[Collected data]

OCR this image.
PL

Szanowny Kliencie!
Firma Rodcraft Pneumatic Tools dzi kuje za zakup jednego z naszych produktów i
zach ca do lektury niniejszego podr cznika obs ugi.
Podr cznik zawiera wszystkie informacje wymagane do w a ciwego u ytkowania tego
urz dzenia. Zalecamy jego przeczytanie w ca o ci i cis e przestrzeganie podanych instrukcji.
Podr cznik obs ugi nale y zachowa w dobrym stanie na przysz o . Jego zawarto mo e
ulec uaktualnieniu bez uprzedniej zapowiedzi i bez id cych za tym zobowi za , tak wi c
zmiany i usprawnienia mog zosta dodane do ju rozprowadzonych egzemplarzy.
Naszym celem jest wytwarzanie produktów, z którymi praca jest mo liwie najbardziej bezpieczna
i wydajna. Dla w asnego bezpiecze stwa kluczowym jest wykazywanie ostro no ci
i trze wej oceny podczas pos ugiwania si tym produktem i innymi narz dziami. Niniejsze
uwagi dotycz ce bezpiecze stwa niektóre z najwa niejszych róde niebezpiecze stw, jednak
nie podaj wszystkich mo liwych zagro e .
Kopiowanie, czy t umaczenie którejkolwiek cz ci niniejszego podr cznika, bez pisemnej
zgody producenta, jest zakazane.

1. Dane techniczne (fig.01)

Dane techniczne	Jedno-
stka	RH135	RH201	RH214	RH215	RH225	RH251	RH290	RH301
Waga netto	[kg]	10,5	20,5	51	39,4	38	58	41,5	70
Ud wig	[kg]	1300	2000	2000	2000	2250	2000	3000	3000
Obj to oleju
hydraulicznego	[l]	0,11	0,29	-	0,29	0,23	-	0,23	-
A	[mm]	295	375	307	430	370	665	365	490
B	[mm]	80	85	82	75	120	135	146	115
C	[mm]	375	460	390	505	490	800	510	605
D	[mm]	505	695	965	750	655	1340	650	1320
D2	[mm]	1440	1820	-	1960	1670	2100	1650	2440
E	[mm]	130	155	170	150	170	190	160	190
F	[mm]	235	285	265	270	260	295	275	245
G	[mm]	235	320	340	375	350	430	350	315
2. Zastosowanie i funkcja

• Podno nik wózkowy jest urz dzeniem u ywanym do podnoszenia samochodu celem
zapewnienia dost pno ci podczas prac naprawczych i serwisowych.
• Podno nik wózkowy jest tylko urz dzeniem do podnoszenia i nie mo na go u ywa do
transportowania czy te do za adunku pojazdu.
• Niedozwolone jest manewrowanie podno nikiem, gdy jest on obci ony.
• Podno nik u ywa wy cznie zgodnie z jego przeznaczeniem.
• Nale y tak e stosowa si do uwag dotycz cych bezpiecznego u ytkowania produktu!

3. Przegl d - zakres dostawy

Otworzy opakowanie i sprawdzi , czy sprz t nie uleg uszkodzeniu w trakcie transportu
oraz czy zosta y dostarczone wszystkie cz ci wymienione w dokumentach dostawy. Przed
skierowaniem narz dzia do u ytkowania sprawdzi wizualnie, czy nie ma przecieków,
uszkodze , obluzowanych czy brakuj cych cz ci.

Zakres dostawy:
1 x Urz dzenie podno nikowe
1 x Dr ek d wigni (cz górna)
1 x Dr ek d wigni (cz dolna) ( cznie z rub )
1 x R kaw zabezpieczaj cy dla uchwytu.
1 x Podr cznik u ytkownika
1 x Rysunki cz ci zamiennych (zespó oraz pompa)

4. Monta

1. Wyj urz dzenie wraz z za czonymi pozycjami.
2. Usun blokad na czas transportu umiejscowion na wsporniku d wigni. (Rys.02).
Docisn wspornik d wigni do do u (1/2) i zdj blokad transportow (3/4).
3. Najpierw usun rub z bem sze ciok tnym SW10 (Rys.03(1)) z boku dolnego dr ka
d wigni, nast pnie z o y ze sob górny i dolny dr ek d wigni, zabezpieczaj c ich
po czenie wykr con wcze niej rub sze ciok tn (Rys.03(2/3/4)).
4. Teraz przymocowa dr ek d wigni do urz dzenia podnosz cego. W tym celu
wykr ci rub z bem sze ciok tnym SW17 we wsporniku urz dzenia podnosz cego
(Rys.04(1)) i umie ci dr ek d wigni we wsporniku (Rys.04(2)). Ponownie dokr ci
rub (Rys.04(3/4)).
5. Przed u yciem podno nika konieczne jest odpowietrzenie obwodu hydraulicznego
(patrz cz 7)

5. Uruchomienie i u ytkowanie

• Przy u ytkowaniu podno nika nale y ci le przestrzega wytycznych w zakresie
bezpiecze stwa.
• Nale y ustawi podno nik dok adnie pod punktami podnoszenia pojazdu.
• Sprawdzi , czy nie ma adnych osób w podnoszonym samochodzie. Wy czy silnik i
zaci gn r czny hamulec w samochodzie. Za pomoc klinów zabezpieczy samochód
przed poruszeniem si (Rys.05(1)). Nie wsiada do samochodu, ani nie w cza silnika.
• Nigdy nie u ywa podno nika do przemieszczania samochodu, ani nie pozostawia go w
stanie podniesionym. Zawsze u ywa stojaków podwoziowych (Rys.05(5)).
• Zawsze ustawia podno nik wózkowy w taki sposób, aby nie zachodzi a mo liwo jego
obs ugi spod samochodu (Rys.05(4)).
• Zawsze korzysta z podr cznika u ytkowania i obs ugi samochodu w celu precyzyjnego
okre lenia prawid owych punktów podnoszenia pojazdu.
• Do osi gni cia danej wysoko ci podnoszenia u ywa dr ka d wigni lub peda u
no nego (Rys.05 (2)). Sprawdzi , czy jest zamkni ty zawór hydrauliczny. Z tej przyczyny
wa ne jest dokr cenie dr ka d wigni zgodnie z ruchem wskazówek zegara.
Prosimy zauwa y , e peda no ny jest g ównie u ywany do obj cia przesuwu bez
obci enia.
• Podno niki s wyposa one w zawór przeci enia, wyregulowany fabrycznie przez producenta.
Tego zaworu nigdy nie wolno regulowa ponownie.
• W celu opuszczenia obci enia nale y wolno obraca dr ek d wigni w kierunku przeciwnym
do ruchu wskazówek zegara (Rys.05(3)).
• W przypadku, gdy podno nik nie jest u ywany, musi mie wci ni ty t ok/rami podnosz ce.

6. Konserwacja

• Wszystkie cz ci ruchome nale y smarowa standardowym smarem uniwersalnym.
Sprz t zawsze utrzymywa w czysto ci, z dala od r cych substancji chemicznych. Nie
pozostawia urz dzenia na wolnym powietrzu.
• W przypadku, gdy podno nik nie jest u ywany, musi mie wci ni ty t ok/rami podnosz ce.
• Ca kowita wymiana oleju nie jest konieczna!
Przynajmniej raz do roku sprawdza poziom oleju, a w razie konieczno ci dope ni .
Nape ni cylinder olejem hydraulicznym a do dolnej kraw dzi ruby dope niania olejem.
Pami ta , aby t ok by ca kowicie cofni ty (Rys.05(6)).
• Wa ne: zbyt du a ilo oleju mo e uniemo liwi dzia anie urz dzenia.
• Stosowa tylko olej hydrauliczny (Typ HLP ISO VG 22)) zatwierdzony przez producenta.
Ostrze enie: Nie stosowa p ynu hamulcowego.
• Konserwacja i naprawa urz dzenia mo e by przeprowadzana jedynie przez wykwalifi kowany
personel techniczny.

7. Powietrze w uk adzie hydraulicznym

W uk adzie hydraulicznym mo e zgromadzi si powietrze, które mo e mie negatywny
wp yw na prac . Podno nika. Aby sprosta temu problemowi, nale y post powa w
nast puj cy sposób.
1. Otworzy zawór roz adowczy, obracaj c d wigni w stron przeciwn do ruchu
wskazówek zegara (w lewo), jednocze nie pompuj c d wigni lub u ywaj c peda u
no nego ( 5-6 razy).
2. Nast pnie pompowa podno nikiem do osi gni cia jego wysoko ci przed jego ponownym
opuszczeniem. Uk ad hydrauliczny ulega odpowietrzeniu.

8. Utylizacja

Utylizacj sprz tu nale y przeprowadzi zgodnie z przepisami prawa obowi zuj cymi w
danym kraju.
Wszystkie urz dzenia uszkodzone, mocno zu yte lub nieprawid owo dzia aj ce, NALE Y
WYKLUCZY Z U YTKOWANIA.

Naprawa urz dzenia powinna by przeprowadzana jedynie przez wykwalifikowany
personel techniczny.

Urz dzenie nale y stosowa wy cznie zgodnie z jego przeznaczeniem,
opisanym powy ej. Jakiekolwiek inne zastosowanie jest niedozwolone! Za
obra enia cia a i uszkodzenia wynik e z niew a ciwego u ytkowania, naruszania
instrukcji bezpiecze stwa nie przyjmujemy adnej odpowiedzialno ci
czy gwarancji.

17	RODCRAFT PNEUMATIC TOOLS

DIRECTIVE> Your answer should be a single number: the count of lines containing the word "wsporniku".

FINISHED TASK> 3